Goal - Pictures do not belong in the copy; restate the records below word for word.

Material provided -
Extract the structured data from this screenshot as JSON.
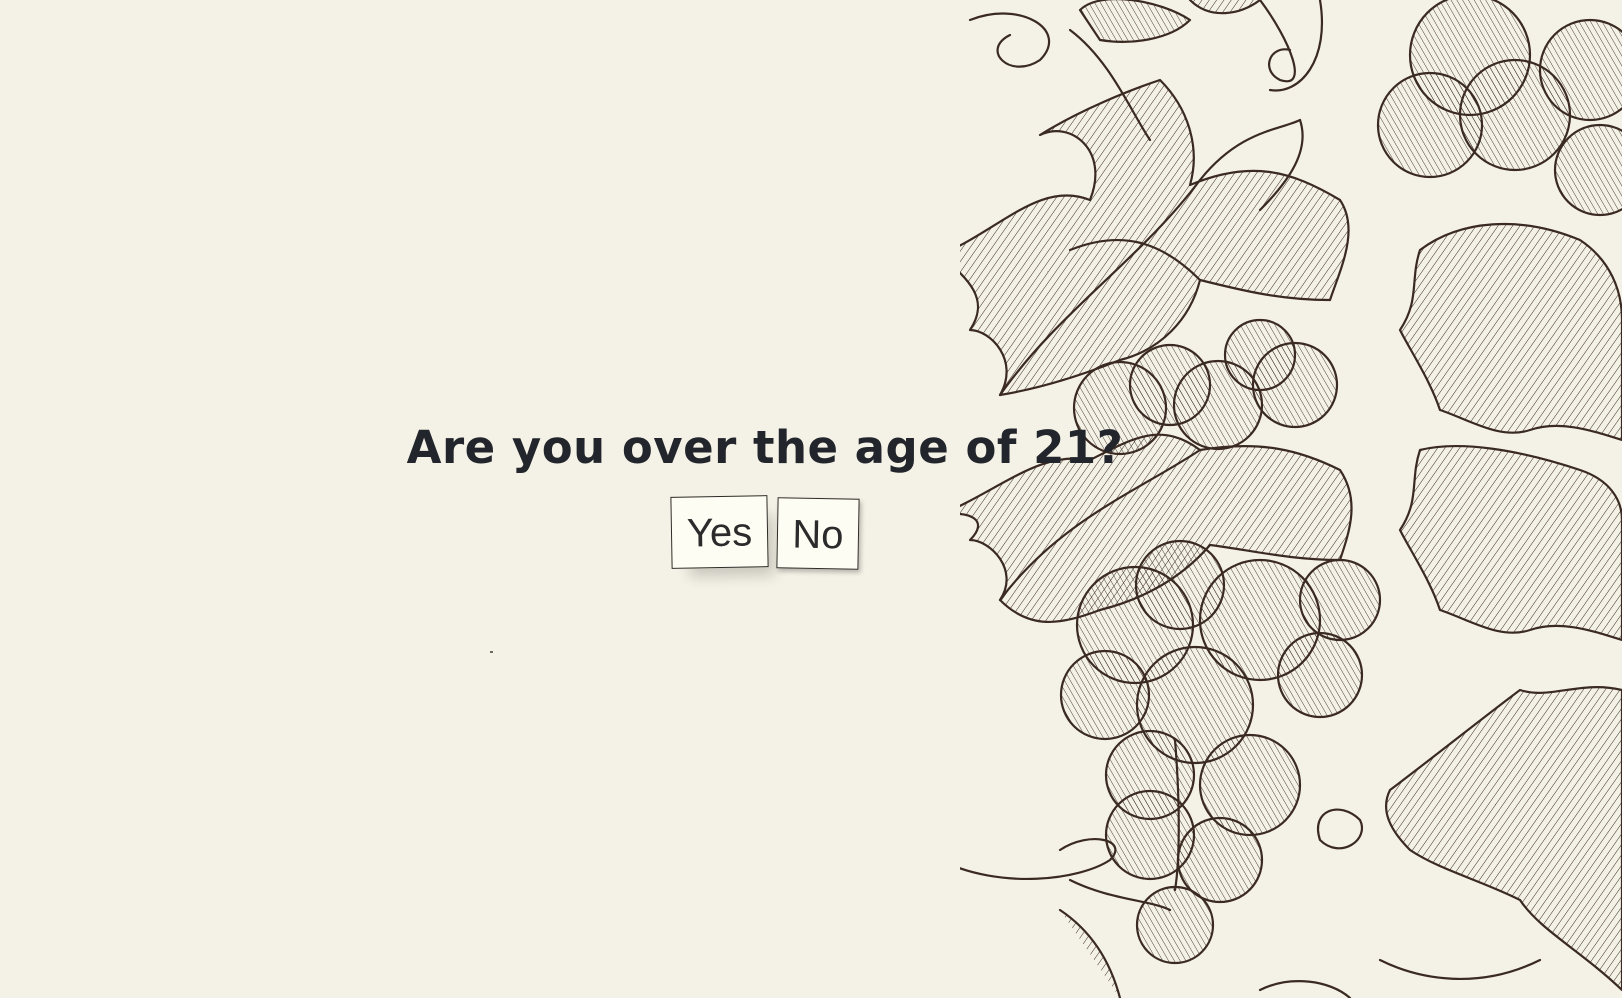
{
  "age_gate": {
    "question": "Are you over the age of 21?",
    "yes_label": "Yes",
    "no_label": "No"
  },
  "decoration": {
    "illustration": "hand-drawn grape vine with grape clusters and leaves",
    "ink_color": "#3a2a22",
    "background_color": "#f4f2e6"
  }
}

The answer -
Extract the structured data from this screenshot as JSON.
{
  "age_gate": {
    "question": "Are you over the age of 21?",
    "yes_label": "Yes",
    "no_label": "No"
  },
  "decoration": {
    "illustration": "hand-drawn grape vine with grape clusters and leaves",
    "ink_color": "#3a2a22",
    "background_color": "#f4f2e6"
  }
}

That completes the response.